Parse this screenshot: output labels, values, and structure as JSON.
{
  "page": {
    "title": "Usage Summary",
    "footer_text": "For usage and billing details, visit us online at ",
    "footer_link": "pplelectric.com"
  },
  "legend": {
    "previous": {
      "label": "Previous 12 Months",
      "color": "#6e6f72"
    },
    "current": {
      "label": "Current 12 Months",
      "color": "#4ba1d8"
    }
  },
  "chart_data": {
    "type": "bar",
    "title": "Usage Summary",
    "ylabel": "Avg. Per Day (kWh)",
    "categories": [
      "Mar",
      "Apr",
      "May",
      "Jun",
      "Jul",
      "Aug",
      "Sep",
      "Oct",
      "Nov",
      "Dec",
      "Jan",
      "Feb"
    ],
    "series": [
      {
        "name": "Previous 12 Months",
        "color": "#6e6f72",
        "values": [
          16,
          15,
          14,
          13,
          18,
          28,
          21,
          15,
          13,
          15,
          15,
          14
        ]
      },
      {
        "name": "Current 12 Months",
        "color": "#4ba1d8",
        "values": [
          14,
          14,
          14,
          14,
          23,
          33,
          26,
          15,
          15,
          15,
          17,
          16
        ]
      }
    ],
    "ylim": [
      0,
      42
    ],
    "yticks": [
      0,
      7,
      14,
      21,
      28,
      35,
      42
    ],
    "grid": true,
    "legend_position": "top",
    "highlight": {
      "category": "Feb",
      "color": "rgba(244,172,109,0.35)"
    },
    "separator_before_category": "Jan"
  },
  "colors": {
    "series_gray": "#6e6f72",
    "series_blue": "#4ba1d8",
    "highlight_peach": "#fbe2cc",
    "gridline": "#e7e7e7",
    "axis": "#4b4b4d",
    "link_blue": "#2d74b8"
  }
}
────────────────────
### What to do
Return all of the data word for word.

### Exercise response
Parse this screenshot: output labels, values, and structure as JSON.
{
  "page": {
    "title": "Usage Summary",
    "footer_text": "For usage and billing details, visit us online at ",
    "footer_link": "pplelectric.com"
  },
  "legend": {
    "previous": {
      "label": "Previous 12 Months",
      "color": "#6e6f72"
    },
    "current": {
      "label": "Current 12 Months",
      "color": "#4ba1d8"
    }
  },
  "chart_data": {
    "type": "bar",
    "title": "Usage Summary",
    "ylabel": "Avg. Per Day (kWh)",
    "categories": [
      "Mar",
      "Apr",
      "May",
      "Jun",
      "Jul",
      "Aug",
      "Sep",
      "Oct",
      "Nov",
      "Dec",
      "Jan",
      "Feb"
    ],
    "series": [
      {
        "name": "Previous 12 Months",
        "color": "#6e6f72",
        "values": [
          16,
          15,
          14,
          13,
          18,
          28,
          21,
          15,
          13,
          15,
          15,
          14
        ]
      },
      {
        "name": "Current 12 Months",
        "color": "#4ba1d8",
        "values": [
          14,
          14,
          14,
          14,
          23,
          33,
          26,
          15,
          15,
          15,
          17,
          16
        ]
      }
    ],
    "ylim": [
      0,
      42
    ],
    "yticks": [
      0,
      7,
      14,
      21,
      28,
      35,
      42
    ],
    "grid": true,
    "legend_position": "top",
    "highlight": {
      "category": "Feb",
      "color": "rgba(244,172,109,0.35)"
    },
    "separator_before_category": "Jan"
  },
  "colors": {
    "series_gray": "#6e6f72",
    "series_blue": "#4ba1d8",
    "highlight_peach": "#fbe2cc",
    "gridline": "#e7e7e7",
    "axis": "#4b4b4d",
    "link_blue": "#2d74b8"
  }
}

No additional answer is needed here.